Stored rows.

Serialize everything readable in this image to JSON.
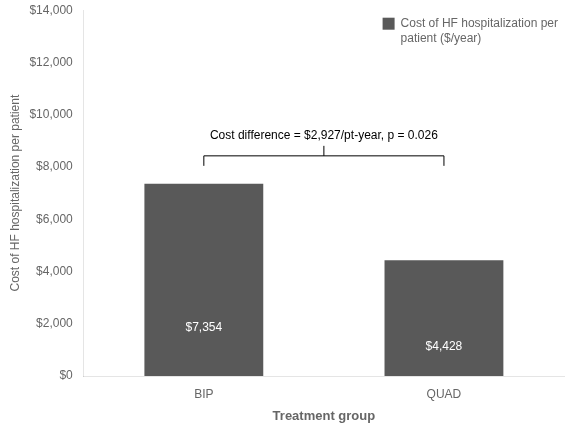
{
  "chart_data": {
    "type": "bar",
    "categories": [
      "BIP",
      "QUAD"
    ],
    "series": [
      {
        "name": "Cost of HF hospitalization per\npatient ($/year)",
        "color": "#595959",
        "values": [
          7354,
          4428
        ],
        "value_labels": [
          "$7,354",
          "$4,428"
        ]
      }
    ],
    "data_labels": true,
    "xlabel": "Treatment group",
    "ylabel": "Cost of HF hospitalization per patient",
    "ylim": [
      0,
      14000
    ],
    "yticks": [
      {
        "value": 0,
        "label": "$0"
      },
      {
        "value": 2000,
        "label": "$2,000"
      },
      {
        "value": 4000,
        "label": "$4,000"
      },
      {
        "value": 6000,
        "label": "$6,000"
      },
      {
        "value": 8000,
        "label": "$8,000"
      },
      {
        "value": 10000,
        "label": "$10,000"
      },
      {
        "value": 12000,
        "label": "$12,000"
      },
      {
        "value": 14000,
        "label": "$14,000"
      }
    ],
    "annotation": "Cost difference = $2,927/pt-year, p = 0.026",
    "legend": "upper right",
    "grid": false
  }
}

What you should do. Which lines hold the string "year"? Copy all of them from the data above.

The solution.
        "name": "Cost of HF hospitalization per\npatient ($/year)",
    "annotation": "Cost difference = $2,927/pt-year, p = 0.026",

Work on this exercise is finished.